» **Exercise requirements**
Output each entry that follows exactly. Images stay out.
# # # # #
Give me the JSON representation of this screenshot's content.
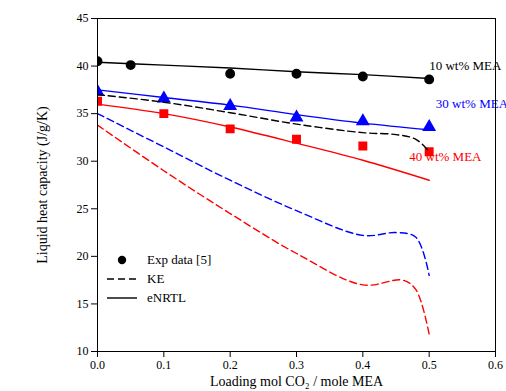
{
  "chart_data": {
    "type": "line",
    "x_label": "Loading mol CO₂ / mole MEA",
    "y_label": "Liquid heat capacity (J/g/K)",
    "xlim": [
      0,
      0.6
    ],
    "xticks": [
      {
        "value": 0,
        "label": "0.0"
      },
      0.1,
      0.2,
      0.3,
      0.4,
      0.5,
      0.6
    ],
    "ylim": [
      10,
      45
    ],
    "yticks": [
      10,
      15,
      20,
      25,
      30,
      35,
      40,
      45
    ],
    "legend": "lower left",
    "series": [
      {
        "name": "Exp data [5]",
        "type": "scatter",
        "marker": "circle",
        "color": "#000000",
        "x": [
          0,
          0.05,
          0.2,
          0.3,
          0.4,
          0.5
        ],
        "values": [
          40.5,
          40.1,
          39.2,
          39.2,
          38.9,
          38.6
        ]
      },
      {
        "name": "Exp data [5]",
        "type": "scatter",
        "marker": "triangle",
        "color": "#0000ff",
        "x": [
          0,
          0.1,
          0.2,
          0.3,
          0.4,
          0.5
        ],
        "values": [
          37.3,
          36.6,
          35.8,
          34.6,
          34.2,
          33.6
        ]
      },
      {
        "name": "Exp data [5]",
        "type": "scatter",
        "marker": "square",
        "color": "#ff0000",
        "x": [
          0,
          0.1,
          0.2,
          0.3,
          0.4,
          0.5
        ],
        "values": [
          36.3,
          35.0,
          33.4,
          32.3,
          31.6,
          31.0
        ]
      },
      {
        "name": "KE",
        "type": "line",
        "line_style": "dashed",
        "color": "#000000",
        "x": [
          0,
          0.1,
          0.2,
          0.3,
          0.4,
          0.45,
          0.48,
          0.5
        ],
        "values": [
          37.0,
          36.2,
          35.1,
          33.9,
          33.0,
          32.8,
          32.3,
          31.0
        ]
      },
      {
        "name": "KE",
        "type": "line",
        "line_style": "dashed",
        "color": "#0000ff",
        "x": [
          0,
          0.1,
          0.2,
          0.3,
          0.4,
          0.45,
          0.48,
          0.5
        ],
        "values": [
          35.0,
          31.5,
          28.0,
          24.8,
          22.2,
          22.5,
          22.0,
          18.0
        ]
      },
      {
        "name": "KE",
        "type": "line",
        "line_style": "dashed",
        "color": "#ff0000",
        "x": [
          0,
          0.1,
          0.2,
          0.3,
          0.4,
          0.46,
          0.48,
          0.5
        ],
        "values": [
          33.8,
          29.0,
          24.5,
          20.3,
          17.0,
          17.5,
          16.5,
          11.8
        ]
      },
      {
        "name": "eNRTL",
        "type": "line",
        "line_style": "solid",
        "color": "#000000",
        "x": [
          0,
          0.1,
          0.2,
          0.3,
          0.4,
          0.5
        ],
        "values": [
          40.4,
          40.1,
          39.8,
          39.4,
          39.1,
          38.7
        ]
      },
      {
        "name": "eNRTL",
        "type": "line",
        "line_style": "solid",
        "color": "#0000ff",
        "x": [
          0,
          0.1,
          0.2,
          0.3,
          0.4,
          0.5
        ],
        "values": [
          37.5,
          36.7,
          35.9,
          34.9,
          34.0,
          33.3
        ]
      },
      {
        "name": "eNRTL",
        "type": "line",
        "line_style": "solid",
        "color": "#ff0000",
        "x": [
          0,
          0.1,
          0.2,
          0.3,
          0.4,
          0.5
        ],
        "values": [
          36.0,
          35.0,
          33.6,
          31.9,
          30.1,
          28.0
        ]
      }
    ],
    "annotations": [
      {
        "text": "10 wt% MEA",
        "x": 0.5,
        "y": 40.0,
        "color": "#000000"
      },
      {
        "text": "30 wt% MEA",
        "x": 0.51,
        "y": 36.0,
        "color": "#0000ff"
      },
      {
        "text": "40 wt% MEA",
        "x": 0.47,
        "y": 30.5,
        "color": "#ff0000"
      }
    ]
  }
}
# # # # #
» **Response to the exercise**
Give me the JSON representation of this screenshot's content.
{
  "chart_data": {
    "type": "line",
    "x_label": "Loading mol CO₂ / mole MEA",
    "y_label": "Liquid heat capacity (J/g/K)",
    "xlim": [
      0,
      0.6
    ],
    "xticks": [
      {
        "value": 0,
        "label": "0.0"
      },
      0.1,
      0.2,
      0.3,
      0.4,
      0.5,
      0.6
    ],
    "ylim": [
      10,
      45
    ],
    "yticks": [
      10,
      15,
      20,
      25,
      30,
      35,
      40,
      45
    ],
    "legend": "lower left",
    "series": [
      {
        "name": "Exp data [5]",
        "type": "scatter",
        "marker": "circle",
        "color": "#000000",
        "x": [
          0,
          0.05,
          0.2,
          0.3,
          0.4,
          0.5
        ],
        "values": [
          40.5,
          40.1,
          39.2,
          39.2,
          38.9,
          38.6
        ]
      },
      {
        "name": "Exp data [5]",
        "type": "scatter",
        "marker": "triangle",
        "color": "#0000ff",
        "x": [
          0,
          0.1,
          0.2,
          0.3,
          0.4,
          0.5
        ],
        "values": [
          37.3,
          36.6,
          35.8,
          34.6,
          34.2,
          33.6
        ]
      },
      {
        "name": "Exp data [5]",
        "type": "scatter",
        "marker": "square",
        "color": "#ff0000",
        "x": [
          0,
          0.1,
          0.2,
          0.3,
          0.4,
          0.5
        ],
        "values": [
          36.3,
          35.0,
          33.4,
          32.3,
          31.6,
          31.0
        ]
      },
      {
        "name": "KE",
        "type": "line",
        "line_style": "dashed",
        "color": "#000000",
        "x": [
          0,
          0.1,
          0.2,
          0.3,
          0.4,
          0.45,
          0.48,
          0.5
        ],
        "values": [
          37.0,
          36.2,
          35.1,
          33.9,
          33.0,
          32.8,
          32.3,
          31.0
        ]
      },
      {
        "name": "KE",
        "type": "line",
        "line_style": "dashed",
        "color": "#0000ff",
        "x": [
          0,
          0.1,
          0.2,
          0.3,
          0.4,
          0.45,
          0.48,
          0.5
        ],
        "values": [
          35.0,
          31.5,
          28.0,
          24.8,
          22.2,
          22.5,
          22.0,
          18.0
        ]
      },
      {
        "name": "KE",
        "type": "line",
        "line_style": "dashed",
        "color": "#ff0000",
        "x": [
          0,
          0.1,
          0.2,
          0.3,
          0.4,
          0.46,
          0.48,
          0.5
        ],
        "values": [
          33.8,
          29.0,
          24.5,
          20.3,
          17.0,
          17.5,
          16.5,
          11.8
        ]
      },
      {
        "name": "eNRTL",
        "type": "line",
        "line_style": "solid",
        "color": "#000000",
        "x": [
          0,
          0.1,
          0.2,
          0.3,
          0.4,
          0.5
        ],
        "values": [
          40.4,
          40.1,
          39.8,
          39.4,
          39.1,
          38.7
        ]
      },
      {
        "name": "eNRTL",
        "type": "line",
        "line_style": "solid",
        "color": "#0000ff",
        "x": [
          0,
          0.1,
          0.2,
          0.3,
          0.4,
          0.5
        ],
        "values": [
          37.5,
          36.7,
          35.9,
          34.9,
          34.0,
          33.3
        ]
      },
      {
        "name": "eNRTL",
        "type": "line",
        "line_style": "solid",
        "color": "#ff0000",
        "x": [
          0,
          0.1,
          0.2,
          0.3,
          0.4,
          0.5
        ],
        "values": [
          36.0,
          35.0,
          33.6,
          31.9,
          30.1,
          28.0
        ]
      }
    ],
    "annotations": [
      {
        "text": "10 wt% MEA",
        "x": 0.5,
        "y": 40.0,
        "color": "#000000"
      },
      {
        "text": "30 wt% MEA",
        "x": 0.51,
        "y": 36.0,
        "color": "#0000ff"
      },
      {
        "text": "40 wt% MEA",
        "x": 0.47,
        "y": 30.5,
        "color": "#ff0000"
      }
    ]
  }
}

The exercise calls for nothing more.